What the task requires: Take the data below and repeat it exactly.

Dataset entries:
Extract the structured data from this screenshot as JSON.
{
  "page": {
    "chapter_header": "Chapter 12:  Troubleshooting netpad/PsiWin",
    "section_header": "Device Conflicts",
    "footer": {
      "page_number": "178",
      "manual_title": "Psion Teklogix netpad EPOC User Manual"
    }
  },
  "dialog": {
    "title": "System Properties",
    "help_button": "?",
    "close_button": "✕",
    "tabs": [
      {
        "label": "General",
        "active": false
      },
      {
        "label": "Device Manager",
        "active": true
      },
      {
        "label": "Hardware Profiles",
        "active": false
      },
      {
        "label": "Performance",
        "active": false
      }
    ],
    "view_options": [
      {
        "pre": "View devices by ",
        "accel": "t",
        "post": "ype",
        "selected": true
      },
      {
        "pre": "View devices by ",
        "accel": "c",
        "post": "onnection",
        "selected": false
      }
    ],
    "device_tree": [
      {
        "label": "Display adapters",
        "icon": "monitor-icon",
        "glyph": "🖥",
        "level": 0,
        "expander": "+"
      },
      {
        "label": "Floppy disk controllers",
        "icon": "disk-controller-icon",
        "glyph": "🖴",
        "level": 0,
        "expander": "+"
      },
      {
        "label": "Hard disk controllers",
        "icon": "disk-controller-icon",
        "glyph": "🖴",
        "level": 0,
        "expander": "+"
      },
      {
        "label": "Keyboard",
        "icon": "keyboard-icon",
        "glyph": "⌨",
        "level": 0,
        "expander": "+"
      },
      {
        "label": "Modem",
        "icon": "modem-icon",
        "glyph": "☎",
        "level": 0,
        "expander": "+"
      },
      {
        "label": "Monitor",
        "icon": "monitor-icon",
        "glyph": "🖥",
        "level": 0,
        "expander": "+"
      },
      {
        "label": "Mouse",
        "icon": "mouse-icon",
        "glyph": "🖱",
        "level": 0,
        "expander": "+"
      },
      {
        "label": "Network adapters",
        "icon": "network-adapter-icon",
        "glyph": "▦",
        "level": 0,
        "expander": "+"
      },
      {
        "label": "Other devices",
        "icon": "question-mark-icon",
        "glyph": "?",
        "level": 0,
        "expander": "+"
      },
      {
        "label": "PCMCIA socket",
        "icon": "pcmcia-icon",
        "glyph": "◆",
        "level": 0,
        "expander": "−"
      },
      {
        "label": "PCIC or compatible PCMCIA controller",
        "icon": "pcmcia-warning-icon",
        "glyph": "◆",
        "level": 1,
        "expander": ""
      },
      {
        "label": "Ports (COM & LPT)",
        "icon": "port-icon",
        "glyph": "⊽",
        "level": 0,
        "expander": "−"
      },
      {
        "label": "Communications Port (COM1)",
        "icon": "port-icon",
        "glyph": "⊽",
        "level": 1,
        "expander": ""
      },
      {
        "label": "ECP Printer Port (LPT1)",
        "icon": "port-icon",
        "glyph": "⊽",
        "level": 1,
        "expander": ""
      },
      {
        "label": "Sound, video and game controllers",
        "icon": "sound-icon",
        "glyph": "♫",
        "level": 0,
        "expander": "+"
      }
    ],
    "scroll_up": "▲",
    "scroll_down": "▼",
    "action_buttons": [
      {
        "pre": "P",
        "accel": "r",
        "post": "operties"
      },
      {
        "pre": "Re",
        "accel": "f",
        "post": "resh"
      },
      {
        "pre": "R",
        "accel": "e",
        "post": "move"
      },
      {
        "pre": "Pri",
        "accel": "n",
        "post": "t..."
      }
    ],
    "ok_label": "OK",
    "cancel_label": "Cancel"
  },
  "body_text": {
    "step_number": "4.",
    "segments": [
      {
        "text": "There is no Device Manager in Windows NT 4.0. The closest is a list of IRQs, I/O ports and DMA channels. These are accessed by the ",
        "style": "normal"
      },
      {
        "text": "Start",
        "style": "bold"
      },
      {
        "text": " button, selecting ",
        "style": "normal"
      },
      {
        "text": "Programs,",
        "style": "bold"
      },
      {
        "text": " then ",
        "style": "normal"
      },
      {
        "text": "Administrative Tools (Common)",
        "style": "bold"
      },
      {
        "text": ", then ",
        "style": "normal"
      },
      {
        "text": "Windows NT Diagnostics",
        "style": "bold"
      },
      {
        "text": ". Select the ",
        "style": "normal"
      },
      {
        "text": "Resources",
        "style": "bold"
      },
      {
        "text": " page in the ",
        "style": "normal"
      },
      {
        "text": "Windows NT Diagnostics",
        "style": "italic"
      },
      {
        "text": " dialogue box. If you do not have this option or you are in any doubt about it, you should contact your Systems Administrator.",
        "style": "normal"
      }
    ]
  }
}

Task result:
Extract the structured data from this screenshot as JSON.
{
  "page": {
    "chapter_header": "Chapter 12:  Troubleshooting netpad/PsiWin",
    "section_header": "Device Conflicts",
    "footer": {
      "page_number": "178",
      "manual_title": "Psion Teklogix netpad EPOC User Manual"
    }
  },
  "dialog": {
    "title": "System Properties",
    "help_button": "?",
    "close_button": "✕",
    "tabs": [
      {
        "label": "General",
        "active": false
      },
      {
        "label": "Device Manager",
        "active": true
      },
      {
        "label": "Hardware Profiles",
        "active": false
      },
      {
        "label": "Performance",
        "active": false
      }
    ],
    "view_options": [
      {
        "pre": "View devices by ",
        "accel": "t",
        "post": "ype",
        "selected": true
      },
      {
        "pre": "View devices by ",
        "accel": "c",
        "post": "onnection",
        "selected": false
      }
    ],
    "device_tree": [
      {
        "label": "Display adapters",
        "icon": "monitor-icon",
        "glyph": "🖥",
        "level": 0,
        "expander": "+"
      },
      {
        "label": "Floppy disk controllers",
        "icon": "disk-controller-icon",
        "glyph": "🖴",
        "level": 0,
        "expander": "+"
      },
      {
        "label": "Hard disk controllers",
        "icon": "disk-controller-icon",
        "glyph": "🖴",
        "level": 0,
        "expander": "+"
      },
      {
        "label": "Keyboard",
        "icon": "keyboard-icon",
        "glyph": "⌨",
        "level": 0,
        "expander": "+"
      },
      {
        "label": "Modem",
        "icon": "modem-icon",
        "glyph": "☎",
        "level": 0,
        "expander": "+"
      },
      {
        "label": "Monitor",
        "icon": "monitor-icon",
        "glyph": "🖥",
        "level": 0,
        "expander": "+"
      },
      {
        "label": "Mouse",
        "icon": "mouse-icon",
        "glyph": "🖱",
        "level": 0,
        "expander": "+"
      },
      {
        "label": "Network adapters",
        "icon": "network-adapter-icon",
        "glyph": "▦",
        "level": 0,
        "expander": "+"
      },
      {
        "label": "Other devices",
        "icon": "question-mark-icon",
        "glyph": "?",
        "level": 0,
        "expander": "+"
      },
      {
        "label": "PCMCIA socket",
        "icon": "pcmcia-icon",
        "glyph": "◆",
        "level": 0,
        "expander": "−"
      },
      {
        "label": "PCIC or compatible PCMCIA controller",
        "icon": "pcmcia-warning-icon",
        "glyph": "◆",
        "level": 1,
        "expander": ""
      },
      {
        "label": "Ports (COM & LPT)",
        "icon": "port-icon",
        "glyph": "⊽",
        "level": 0,
        "expander": "−"
      },
      {
        "label": "Communications Port (COM1)",
        "icon": "port-icon",
        "glyph": "⊽",
        "level": 1,
        "expander": ""
      },
      {
        "label": "ECP Printer Port (LPT1)",
        "icon": "port-icon",
        "glyph": "⊽",
        "level": 1,
        "expander": ""
      },
      {
        "label": "Sound, video and game controllers",
        "icon": "sound-icon",
        "glyph": "♫",
        "level": 0,
        "expander": "+"
      }
    ],
    "scroll_up": "▲",
    "scroll_down": "▼",
    "action_buttons": [
      {
        "pre": "P",
        "accel": "r",
        "post": "operties"
      },
      {
        "pre": "Re",
        "accel": "f",
        "post": "resh"
      },
      {
        "pre": "R",
        "accel": "e",
        "post": "move"
      },
      {
        "pre": "Pri",
        "accel": "n",
        "post": "t..."
      }
    ],
    "ok_label": "OK",
    "cancel_label": "Cancel"
  },
  "body_text": {
    "step_number": "4.",
    "segments": [
      {
        "text": "There is no Device Manager in Windows NT 4.0. The closest is a list of IRQs, I/O ports and DMA channels. These are accessed by the ",
        "style": "normal"
      },
      {
        "text": "Start",
        "style": "bold"
      },
      {
        "text": " button, selecting ",
        "style": "normal"
      },
      {
        "text": "Programs,",
        "style": "bold"
      },
      {
        "text": " then ",
        "style": "normal"
      },
      {
        "text": "Administrative Tools (Common)",
        "style": "bold"
      },
      {
        "text": ", then ",
        "style": "normal"
      },
      {
        "text": "Windows NT Diagnostics",
        "style": "bold"
      },
      {
        "text": ". Select the ",
        "style": "normal"
      },
      {
        "text": "Resources",
        "style": "bold"
      },
      {
        "text": " page in the ",
        "style": "normal"
      },
      {
        "text": "Windows NT Diagnostics",
        "style": "italic"
      },
      {
        "text": " dialogue box. If you do not have this option or you are in any doubt about it, you should contact your Systems Administrator.",
        "style": "normal"
      }
    ]
  }
}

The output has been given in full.